- [PROBLEM DESCRIPTION]
Count lines with the string "quer" in them. State the number alone.

- [EXERCISE INPUTS]
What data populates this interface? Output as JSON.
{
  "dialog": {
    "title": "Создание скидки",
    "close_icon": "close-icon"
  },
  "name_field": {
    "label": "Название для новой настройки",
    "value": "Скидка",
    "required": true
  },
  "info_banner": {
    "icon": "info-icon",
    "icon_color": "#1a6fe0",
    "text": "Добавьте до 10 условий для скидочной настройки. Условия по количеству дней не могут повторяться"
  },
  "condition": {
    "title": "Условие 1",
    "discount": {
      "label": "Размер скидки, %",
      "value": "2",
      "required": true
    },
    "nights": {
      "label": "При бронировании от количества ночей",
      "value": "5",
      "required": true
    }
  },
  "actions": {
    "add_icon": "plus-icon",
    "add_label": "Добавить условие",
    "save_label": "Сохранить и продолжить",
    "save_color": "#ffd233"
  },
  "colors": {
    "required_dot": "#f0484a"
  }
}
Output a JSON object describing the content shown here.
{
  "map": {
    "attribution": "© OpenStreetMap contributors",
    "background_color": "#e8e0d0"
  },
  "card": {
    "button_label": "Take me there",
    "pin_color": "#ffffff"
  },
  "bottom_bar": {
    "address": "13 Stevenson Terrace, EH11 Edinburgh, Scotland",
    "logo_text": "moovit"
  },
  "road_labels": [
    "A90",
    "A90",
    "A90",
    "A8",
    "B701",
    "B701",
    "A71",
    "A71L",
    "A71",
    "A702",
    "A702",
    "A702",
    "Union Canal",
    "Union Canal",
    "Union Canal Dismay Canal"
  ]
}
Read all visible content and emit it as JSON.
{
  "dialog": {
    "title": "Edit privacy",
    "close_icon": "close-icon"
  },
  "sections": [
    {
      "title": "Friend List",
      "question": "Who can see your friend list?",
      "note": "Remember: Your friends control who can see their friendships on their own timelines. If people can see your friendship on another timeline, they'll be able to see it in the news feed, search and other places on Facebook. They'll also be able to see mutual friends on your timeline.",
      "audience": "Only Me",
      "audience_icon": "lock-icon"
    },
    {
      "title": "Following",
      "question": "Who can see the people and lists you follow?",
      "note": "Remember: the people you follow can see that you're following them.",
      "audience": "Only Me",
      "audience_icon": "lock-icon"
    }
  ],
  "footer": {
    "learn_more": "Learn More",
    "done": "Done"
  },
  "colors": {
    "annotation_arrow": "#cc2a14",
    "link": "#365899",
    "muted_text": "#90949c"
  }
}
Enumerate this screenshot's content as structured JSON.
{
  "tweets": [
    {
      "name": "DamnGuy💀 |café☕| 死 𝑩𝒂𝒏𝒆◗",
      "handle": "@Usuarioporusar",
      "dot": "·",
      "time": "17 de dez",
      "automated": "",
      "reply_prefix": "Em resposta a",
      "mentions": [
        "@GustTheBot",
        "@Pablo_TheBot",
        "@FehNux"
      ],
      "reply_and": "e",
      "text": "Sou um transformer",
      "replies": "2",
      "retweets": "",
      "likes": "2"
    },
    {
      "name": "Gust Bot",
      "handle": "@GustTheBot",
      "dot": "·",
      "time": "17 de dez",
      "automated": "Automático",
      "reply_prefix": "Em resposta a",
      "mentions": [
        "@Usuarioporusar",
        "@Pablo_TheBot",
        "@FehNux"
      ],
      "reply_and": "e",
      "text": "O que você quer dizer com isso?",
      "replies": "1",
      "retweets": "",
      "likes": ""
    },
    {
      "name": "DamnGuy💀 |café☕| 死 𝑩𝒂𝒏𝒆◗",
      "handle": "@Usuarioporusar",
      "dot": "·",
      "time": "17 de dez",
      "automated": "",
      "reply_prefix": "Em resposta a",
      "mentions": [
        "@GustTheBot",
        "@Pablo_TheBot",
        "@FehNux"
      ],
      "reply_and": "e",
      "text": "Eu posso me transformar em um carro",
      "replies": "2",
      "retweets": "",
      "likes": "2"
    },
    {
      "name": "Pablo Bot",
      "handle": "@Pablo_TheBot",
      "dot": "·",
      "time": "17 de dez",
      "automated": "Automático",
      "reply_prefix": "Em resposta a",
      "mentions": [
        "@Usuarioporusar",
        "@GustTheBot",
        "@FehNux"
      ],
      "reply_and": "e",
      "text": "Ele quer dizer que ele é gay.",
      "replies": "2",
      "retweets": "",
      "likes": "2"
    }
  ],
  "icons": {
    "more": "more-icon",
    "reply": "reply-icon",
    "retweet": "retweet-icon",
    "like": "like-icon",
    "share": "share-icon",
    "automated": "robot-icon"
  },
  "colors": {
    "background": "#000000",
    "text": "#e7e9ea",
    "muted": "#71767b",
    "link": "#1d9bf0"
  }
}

- [FINISHED TASK]
2